EXERCISE DESCRIPTION: Print the material below line for line, with no changes to any character.

= = =

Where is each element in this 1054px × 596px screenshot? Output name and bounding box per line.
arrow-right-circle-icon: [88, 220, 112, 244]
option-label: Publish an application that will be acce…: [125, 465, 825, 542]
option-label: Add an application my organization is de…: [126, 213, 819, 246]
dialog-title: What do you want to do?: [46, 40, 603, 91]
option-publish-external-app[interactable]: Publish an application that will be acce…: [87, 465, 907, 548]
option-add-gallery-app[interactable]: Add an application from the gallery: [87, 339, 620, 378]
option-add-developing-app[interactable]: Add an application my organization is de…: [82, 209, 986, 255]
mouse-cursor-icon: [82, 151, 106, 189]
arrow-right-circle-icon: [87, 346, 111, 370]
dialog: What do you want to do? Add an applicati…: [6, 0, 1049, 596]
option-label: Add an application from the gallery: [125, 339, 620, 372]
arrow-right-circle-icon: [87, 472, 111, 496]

= = =

SOLUTION FOR THIS PROBLEM:
Where is each element in this 1054px × 596px screenshot? Output name and bounding box per line.
arrow-right-circle-icon: [88, 220, 112, 244]
option-label: Publish an application that will be acce…: [125, 465, 825, 542]
option-label: Add an application my organization is de…: [126, 213, 819, 246]
dialog-title: What do you want to do?: [46, 40, 603, 91]
option-publish-external-app[interactable]: Publish an application that will be acce…: [87, 465, 907, 548]
option-add-gallery-app[interactable]: Add an application from the gallery: [87, 339, 620, 378]
option-add-developing-app[interactable]: Add an application my organization is de…: [82, 209, 986, 255]
mouse-cursor-icon: [82, 151, 106, 189]
arrow-right-circle-icon: [87, 346, 111, 370]
dialog: What do you want to do? Add an applicati…: [6, 0, 1049, 596]
option-label: Add an application from the gallery: [125, 339, 620, 372]
arrow-right-circle-icon: [87, 472, 111, 496]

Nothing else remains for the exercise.